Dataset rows
········

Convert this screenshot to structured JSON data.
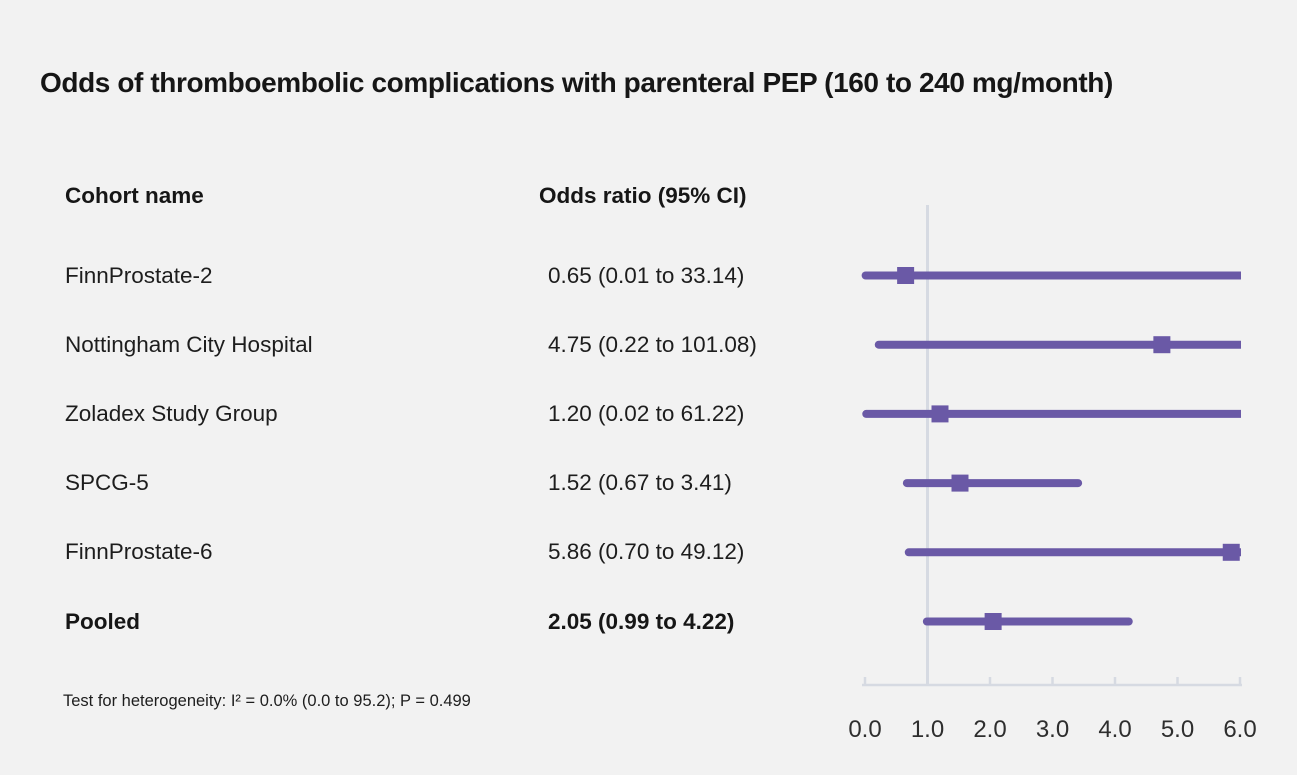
{
  "title": "Odds of thromboembolic complications with parenteral PEP (160 to 240 mg/month)",
  "columns": {
    "cohort": "Cohort name",
    "odds": "Odds ratio (95% CI)"
  },
  "footnote": "Test for heterogeneity: I² = 0.0% (0.0 to 95.2); P = 0.499",
  "chart_data": {
    "type": "forest",
    "title": "Odds of thromboembolic complications with parenteral PEP (160 to 240 mg/month)",
    "xlim": [
      0,
      6
    ],
    "tick_values": [
      0,
      1,
      2,
      3,
      4,
      5,
      6
    ],
    "tick_labels": [
      "0.0",
      "1.0",
      "2.0",
      "3.0",
      "4.0",
      "5.0",
      "6.0"
    ],
    "reference_line": 1.0,
    "grid": false,
    "rows": [
      {
        "name": "FinnProstate-2",
        "display": "0.65 (0.01 to 33.14)",
        "or": 0.65,
        "lo": 0.01,
        "hi": 33.14,
        "emphasis": false
      },
      {
        "name": "Nottingham City Hospital",
        "display": "4.75 (0.22 to 101.08)",
        "or": 4.75,
        "lo": 0.22,
        "hi": 101.08,
        "emphasis": false
      },
      {
        "name": "Zoladex Study Group",
        "display": "1.20 (0.02 to 61.22)",
        "or": 1.2,
        "lo": 0.02,
        "hi": 61.22,
        "emphasis": false
      },
      {
        "name": "SPCG-5",
        "display": "1.52 (0.67 to 3.41)",
        "or": 1.52,
        "lo": 0.67,
        "hi": 3.41,
        "emphasis": false
      },
      {
        "name": "FinnProstate-6",
        "display": "5.86 (0.70 to 49.12)",
        "or": 5.86,
        "lo": 0.7,
        "hi": 49.12,
        "emphasis": false
      },
      {
        "name": "Pooled",
        "display": "2.05 (0.99 to 4.22)",
        "or": 2.05,
        "lo": 0.99,
        "hi": 4.22,
        "emphasis": true
      }
    ],
    "colors": {
      "marker": "#6a59a6",
      "axis": "#d6dae2",
      "background": "#f2f2f2",
      "text": "#1d1d1d"
    }
  }
}
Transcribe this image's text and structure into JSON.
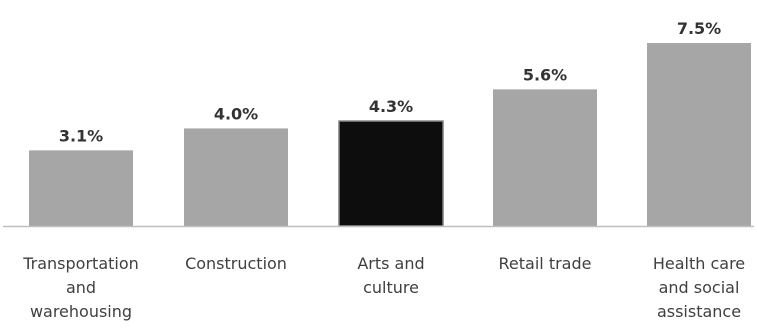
{
  "chart_data": {
    "type": "bar",
    "categories": [
      [
        "Transportation",
        "and",
        "warehousing"
      ],
      [
        "Construction"
      ],
      [
        "Arts and",
        "culture"
      ],
      [
        "Retail trade"
      ],
      [
        "Health care",
        "and social",
        "assistance"
      ]
    ],
    "values": [
      3.1,
      4.0,
      4.3,
      5.6,
      7.5
    ],
    "data_labels": [
      "3.1%",
      "4.0%",
      "4.3%",
      "5.6%",
      "7.5%"
    ],
    "highlight_index": 2,
    "colors": {
      "bar": "#a6a6a6",
      "highlight": "#0d0d0d",
      "highlight_border": "#7f7f7f",
      "axis": "#bfbfbf"
    },
    "ylim": [
      0,
      7.5
    ],
    "grid": false,
    "legend": "none",
    "title": "",
    "xlabel": "",
    "ylabel": ""
  }
}
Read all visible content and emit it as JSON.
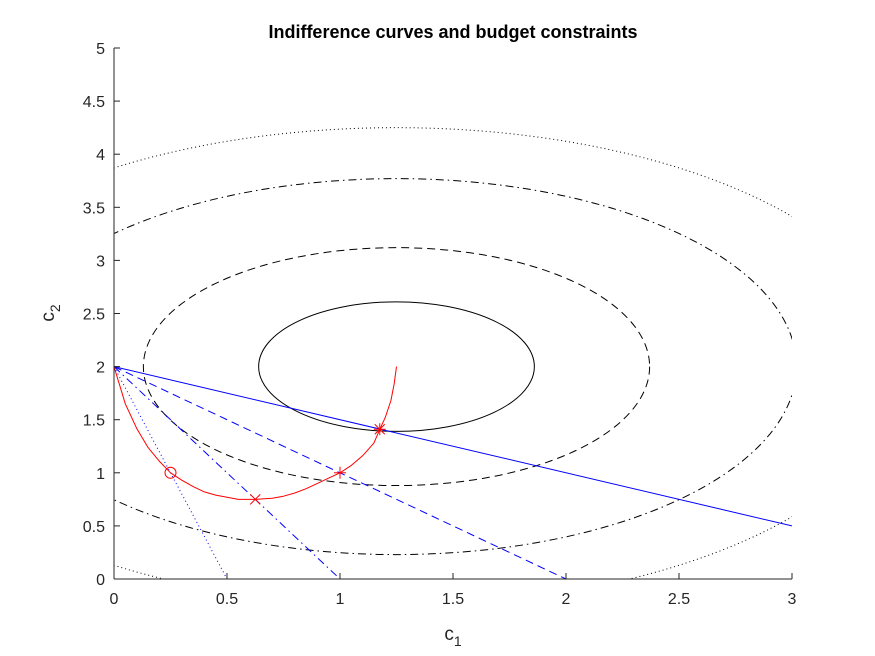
{
  "chart_data": {
    "type": "line",
    "title": "Indifference curves and budget constraints",
    "xlabel": "c",
    "xlabel_sub": "1",
    "ylabel": "c",
    "ylabel_sub": "2",
    "xlim": [
      0,
      3
    ],
    "ylim": [
      0,
      5
    ],
    "xticks": [
      0,
      0.5,
      1,
      1.5,
      2,
      2.5,
      3
    ],
    "xtick_labels": [
      "0",
      "0.5",
      "1",
      "1.5",
      "2",
      "2.5",
      "3"
    ],
    "yticks": [
      0,
      0.5,
      1,
      1.5,
      2,
      2.5,
      3,
      3.5,
      4,
      4.5,
      5
    ],
    "ytick_labels": [
      "0",
      "0.5",
      "1",
      "1.5",
      "2",
      "2.5",
      "3",
      "3.5",
      "4",
      "4.5",
      "5"
    ],
    "grid": false,
    "indifference_curves": {
      "center": [
        1.25,
        2.0
      ],
      "circles": [
        {
          "radius": 0.61,
          "style": "solid"
        },
        {
          "radius": 1.12,
          "style": "dashed"
        },
        {
          "radius": 1.77,
          "style": "dashdot"
        },
        {
          "radius": 2.25,
          "style": "dotted"
        }
      ],
      "color": "#000000"
    },
    "budget_constraints": {
      "color": "#0000ff",
      "lines": [
        {
          "style": "solid",
          "x": [
            0,
            3
          ],
          "y": [
            2,
            0.5
          ]
        },
        {
          "style": "dashed",
          "x": [
            0,
            2
          ],
          "y": [
            2,
            0
          ]
        },
        {
          "style": "dashdot",
          "x": [
            0,
            1
          ],
          "y": [
            2,
            0
          ]
        },
        {
          "style": "dotted",
          "x": [
            0,
            0.5
          ],
          "y": [
            2,
            0
          ]
        }
      ]
    },
    "optimal_path": {
      "color": "#ff0000",
      "x": [
        0,
        0.05,
        0.1,
        0.15,
        0.2,
        0.25,
        0.3,
        0.35,
        0.4,
        0.45,
        0.5,
        0.55,
        0.6,
        0.625,
        0.7,
        0.75,
        0.8,
        0.85,
        0.9,
        0.95,
        1.0,
        1.05,
        1.1,
        1.15,
        1.176,
        1.2,
        1.225,
        1.24,
        1.25
      ],
      "y": [
        2.0,
        1.65,
        1.42,
        1.24,
        1.11,
        1.0,
        0.93,
        0.87,
        0.82,
        0.79,
        0.77,
        0.75,
        0.75,
        0.75,
        0.76,
        0.78,
        0.81,
        0.85,
        0.9,
        0.95,
        1.0,
        1.07,
        1.16,
        1.28,
        1.41,
        1.52,
        1.68,
        1.84,
        2.0
      ],
      "markers": [
        {
          "x": 0.25,
          "y": 1.0,
          "marker": "circle"
        },
        {
          "x": 0.625,
          "y": 0.75,
          "marker": "x"
        },
        {
          "x": 1.0,
          "y": 1.0,
          "marker": "plus"
        },
        {
          "x": 1.176,
          "y": 1.41,
          "marker": "star"
        }
      ]
    }
  }
}
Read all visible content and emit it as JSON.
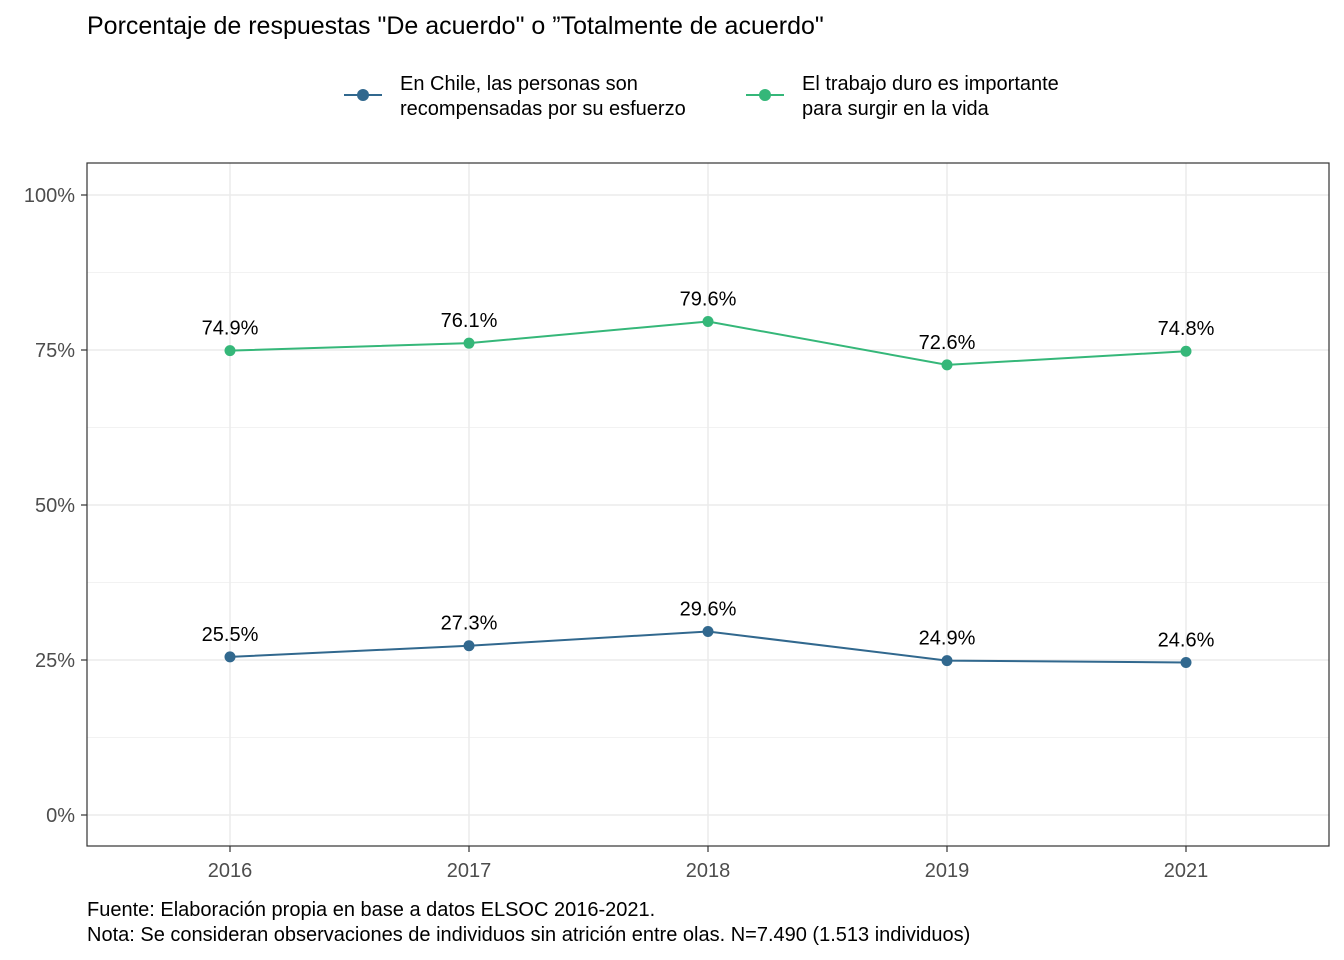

········

GIVEN INSTRUCTION
Check each line above for the word "parenteral", and copy the lines where it appears.

FULL RESPONSE
  "title": "Odds of thromboembolic complications with parenteral PEP (160 to 240 mg/month)",
    "title": "Odds of thromboembolic complications with parenteral PEP (160 to 240 mg/month)",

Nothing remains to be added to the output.